[Begin]

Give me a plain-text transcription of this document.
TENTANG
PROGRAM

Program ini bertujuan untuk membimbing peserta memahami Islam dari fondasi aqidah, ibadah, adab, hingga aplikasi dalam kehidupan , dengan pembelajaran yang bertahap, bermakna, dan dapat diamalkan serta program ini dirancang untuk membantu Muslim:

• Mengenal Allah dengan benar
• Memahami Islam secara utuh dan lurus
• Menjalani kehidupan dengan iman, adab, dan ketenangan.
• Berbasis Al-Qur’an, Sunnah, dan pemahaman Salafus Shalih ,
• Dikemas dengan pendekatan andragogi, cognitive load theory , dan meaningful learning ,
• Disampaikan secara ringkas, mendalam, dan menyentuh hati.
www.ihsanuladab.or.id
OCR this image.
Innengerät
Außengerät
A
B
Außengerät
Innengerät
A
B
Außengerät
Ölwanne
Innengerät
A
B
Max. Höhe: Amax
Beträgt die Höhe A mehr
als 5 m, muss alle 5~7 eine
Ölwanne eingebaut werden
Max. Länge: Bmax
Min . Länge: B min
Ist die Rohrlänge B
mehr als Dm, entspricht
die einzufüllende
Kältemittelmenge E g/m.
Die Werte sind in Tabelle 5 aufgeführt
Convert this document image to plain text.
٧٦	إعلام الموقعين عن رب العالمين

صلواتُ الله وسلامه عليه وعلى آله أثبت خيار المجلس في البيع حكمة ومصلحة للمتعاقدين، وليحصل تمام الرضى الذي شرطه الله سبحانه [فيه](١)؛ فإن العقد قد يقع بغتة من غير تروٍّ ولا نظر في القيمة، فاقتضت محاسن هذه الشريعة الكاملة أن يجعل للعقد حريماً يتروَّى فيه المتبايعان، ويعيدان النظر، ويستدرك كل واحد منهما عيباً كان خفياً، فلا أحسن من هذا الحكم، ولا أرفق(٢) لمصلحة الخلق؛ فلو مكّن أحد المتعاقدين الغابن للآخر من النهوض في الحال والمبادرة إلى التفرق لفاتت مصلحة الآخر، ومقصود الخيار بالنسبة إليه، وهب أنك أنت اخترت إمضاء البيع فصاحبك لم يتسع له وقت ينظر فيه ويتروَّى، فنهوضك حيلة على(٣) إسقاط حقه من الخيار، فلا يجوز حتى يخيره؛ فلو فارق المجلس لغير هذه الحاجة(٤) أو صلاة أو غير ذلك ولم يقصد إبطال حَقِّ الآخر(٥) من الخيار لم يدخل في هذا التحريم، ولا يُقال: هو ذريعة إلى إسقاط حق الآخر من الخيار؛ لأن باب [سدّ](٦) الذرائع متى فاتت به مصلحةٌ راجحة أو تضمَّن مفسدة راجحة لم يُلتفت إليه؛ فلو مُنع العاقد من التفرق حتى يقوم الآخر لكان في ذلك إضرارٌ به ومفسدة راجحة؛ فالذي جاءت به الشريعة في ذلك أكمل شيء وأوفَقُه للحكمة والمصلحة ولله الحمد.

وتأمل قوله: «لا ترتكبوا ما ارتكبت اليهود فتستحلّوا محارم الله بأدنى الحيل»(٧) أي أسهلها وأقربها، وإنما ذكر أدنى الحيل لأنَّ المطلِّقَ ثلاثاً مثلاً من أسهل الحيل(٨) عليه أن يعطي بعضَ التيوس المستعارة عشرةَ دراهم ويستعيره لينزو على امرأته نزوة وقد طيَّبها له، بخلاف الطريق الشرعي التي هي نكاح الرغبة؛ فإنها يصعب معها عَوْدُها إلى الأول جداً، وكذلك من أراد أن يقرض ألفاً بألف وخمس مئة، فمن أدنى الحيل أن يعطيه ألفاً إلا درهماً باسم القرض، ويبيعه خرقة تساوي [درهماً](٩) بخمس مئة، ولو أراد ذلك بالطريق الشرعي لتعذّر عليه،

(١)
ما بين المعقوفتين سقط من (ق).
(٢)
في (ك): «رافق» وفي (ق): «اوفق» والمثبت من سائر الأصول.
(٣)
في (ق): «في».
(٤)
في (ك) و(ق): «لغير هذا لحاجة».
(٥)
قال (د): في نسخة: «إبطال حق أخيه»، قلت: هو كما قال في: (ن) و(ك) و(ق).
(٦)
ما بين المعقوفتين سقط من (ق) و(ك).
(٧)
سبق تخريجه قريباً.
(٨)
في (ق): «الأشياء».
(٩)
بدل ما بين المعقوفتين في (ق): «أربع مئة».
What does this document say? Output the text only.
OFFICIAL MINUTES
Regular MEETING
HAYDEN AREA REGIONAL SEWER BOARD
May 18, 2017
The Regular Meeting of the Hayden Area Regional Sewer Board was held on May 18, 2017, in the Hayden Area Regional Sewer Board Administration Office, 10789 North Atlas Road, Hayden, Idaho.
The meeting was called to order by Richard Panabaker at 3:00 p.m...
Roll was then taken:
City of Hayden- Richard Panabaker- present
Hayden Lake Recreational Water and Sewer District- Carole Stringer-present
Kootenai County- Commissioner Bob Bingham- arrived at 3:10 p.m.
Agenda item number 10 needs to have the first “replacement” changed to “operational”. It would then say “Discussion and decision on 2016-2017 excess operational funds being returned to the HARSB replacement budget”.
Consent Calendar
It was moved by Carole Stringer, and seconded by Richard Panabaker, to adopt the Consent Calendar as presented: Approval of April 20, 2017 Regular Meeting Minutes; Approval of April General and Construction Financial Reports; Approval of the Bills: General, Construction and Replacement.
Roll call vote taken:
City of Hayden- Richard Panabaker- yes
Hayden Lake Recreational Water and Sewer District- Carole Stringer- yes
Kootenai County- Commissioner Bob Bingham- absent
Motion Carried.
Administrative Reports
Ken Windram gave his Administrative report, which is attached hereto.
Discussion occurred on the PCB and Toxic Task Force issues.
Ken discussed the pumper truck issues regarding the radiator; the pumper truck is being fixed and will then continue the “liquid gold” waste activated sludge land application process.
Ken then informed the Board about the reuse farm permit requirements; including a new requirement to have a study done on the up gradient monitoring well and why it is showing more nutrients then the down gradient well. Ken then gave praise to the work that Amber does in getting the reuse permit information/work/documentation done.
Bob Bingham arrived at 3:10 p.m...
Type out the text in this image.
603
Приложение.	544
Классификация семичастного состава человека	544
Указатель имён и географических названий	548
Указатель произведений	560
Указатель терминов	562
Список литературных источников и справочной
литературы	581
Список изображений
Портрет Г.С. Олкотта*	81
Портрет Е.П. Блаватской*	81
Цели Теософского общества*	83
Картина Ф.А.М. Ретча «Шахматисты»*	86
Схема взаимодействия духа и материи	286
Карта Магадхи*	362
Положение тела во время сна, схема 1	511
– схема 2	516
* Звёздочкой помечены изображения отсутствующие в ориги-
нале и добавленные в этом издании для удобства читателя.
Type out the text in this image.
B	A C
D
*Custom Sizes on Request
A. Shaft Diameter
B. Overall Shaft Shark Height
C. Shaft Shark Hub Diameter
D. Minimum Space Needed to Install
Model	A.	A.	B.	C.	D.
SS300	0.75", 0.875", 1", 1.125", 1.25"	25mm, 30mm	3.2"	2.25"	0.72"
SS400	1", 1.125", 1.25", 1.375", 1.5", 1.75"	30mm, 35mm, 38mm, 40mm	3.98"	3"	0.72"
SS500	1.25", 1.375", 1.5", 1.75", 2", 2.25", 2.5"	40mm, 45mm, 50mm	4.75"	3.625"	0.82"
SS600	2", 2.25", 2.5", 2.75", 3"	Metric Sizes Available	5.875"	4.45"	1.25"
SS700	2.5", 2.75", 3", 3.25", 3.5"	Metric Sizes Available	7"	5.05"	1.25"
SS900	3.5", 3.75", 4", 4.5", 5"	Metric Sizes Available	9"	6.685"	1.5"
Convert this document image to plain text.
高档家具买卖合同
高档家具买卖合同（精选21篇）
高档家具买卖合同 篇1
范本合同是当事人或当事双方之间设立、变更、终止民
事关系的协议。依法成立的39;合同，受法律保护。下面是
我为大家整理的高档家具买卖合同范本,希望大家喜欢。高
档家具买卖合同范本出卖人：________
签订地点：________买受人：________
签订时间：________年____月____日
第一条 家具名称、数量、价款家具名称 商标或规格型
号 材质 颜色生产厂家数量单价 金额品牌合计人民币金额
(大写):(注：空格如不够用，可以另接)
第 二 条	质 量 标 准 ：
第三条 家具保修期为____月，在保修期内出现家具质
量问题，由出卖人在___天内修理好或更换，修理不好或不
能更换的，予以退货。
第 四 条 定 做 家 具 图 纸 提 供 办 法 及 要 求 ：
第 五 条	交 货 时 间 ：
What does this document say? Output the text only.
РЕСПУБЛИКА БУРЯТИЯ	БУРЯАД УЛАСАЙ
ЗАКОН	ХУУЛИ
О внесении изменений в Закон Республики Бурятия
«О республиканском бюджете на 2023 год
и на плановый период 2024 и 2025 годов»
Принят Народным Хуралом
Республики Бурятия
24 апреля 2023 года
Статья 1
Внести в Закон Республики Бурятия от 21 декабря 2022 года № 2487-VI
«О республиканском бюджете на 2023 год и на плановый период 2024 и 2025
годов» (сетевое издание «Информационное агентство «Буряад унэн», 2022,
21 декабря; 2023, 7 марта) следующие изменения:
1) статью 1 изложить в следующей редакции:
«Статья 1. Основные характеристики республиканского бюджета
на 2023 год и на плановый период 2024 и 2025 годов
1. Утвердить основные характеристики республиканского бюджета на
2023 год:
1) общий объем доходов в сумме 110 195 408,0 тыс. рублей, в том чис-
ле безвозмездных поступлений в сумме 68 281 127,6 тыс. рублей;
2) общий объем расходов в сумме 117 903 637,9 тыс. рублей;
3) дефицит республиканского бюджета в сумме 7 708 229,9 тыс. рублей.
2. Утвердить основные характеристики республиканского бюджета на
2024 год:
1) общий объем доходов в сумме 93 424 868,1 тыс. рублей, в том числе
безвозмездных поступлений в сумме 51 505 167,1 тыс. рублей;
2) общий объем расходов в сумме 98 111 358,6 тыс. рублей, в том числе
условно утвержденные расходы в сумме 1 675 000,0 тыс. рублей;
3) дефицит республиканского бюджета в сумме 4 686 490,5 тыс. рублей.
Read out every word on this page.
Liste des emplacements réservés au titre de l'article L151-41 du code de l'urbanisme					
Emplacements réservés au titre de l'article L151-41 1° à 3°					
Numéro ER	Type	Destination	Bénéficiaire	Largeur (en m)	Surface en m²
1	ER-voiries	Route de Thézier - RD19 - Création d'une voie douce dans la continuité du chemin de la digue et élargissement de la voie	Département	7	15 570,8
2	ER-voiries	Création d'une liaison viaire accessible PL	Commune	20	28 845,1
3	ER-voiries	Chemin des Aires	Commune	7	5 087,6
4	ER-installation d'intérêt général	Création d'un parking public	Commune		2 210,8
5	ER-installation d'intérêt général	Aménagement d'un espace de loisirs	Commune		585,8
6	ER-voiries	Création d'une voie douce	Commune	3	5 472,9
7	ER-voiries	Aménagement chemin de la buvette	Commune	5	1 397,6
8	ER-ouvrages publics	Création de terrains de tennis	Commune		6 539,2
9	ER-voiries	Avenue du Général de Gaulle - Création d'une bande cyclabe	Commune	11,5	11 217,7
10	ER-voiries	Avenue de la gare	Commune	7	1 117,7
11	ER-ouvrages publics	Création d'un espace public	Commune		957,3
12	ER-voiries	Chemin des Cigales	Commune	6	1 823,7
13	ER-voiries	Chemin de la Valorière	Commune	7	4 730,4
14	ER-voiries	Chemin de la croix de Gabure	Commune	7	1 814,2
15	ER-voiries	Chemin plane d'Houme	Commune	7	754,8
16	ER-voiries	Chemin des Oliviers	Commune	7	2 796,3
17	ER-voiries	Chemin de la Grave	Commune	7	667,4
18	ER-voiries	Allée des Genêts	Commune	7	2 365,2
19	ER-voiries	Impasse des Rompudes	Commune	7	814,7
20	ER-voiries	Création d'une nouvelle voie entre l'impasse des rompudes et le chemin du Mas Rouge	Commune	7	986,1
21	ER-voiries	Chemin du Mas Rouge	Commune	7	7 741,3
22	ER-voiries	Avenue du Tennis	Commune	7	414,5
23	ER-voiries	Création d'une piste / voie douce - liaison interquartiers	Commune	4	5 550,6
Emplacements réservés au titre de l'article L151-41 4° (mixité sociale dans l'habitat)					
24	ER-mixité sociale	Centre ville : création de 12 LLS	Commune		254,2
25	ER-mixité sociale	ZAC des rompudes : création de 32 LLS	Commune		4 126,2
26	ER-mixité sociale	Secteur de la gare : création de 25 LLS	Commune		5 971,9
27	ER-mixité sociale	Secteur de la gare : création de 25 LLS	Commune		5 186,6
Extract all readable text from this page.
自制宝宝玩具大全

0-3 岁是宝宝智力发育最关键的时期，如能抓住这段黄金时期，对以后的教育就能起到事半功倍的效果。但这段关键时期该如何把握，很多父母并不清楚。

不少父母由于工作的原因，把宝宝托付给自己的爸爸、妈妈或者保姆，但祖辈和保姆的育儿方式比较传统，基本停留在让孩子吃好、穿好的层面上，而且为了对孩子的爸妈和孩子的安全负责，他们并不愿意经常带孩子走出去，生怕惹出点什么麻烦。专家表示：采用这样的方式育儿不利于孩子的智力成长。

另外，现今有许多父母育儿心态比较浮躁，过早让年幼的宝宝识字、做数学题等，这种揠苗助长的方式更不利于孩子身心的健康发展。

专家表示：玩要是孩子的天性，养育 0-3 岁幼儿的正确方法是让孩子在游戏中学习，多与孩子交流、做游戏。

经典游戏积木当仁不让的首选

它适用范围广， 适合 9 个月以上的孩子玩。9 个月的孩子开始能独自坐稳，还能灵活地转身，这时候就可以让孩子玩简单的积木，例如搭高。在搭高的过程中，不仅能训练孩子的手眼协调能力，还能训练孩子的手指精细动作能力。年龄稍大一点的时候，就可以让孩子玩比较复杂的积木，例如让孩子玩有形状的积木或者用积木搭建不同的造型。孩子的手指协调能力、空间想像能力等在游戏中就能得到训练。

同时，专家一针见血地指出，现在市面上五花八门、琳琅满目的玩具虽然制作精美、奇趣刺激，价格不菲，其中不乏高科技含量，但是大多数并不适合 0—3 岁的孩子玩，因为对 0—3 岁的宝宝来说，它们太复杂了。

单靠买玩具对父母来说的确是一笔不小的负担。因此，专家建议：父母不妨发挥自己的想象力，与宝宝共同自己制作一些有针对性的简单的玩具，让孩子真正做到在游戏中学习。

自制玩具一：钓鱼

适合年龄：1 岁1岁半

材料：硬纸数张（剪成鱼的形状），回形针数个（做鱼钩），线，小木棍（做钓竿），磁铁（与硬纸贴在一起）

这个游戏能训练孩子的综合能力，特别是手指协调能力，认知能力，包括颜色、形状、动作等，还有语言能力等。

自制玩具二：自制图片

[End]

DIRECTIONS:
Pull every line containing "плановый" from the material above.

OUTPUT BELOW:
и на плановый период 2024 и 2025 годов»
«О республиканском бюджете на 2023 год и на плановый период 2024 и 2025
на 2023 год и на плановый период 2024 и 2025 годов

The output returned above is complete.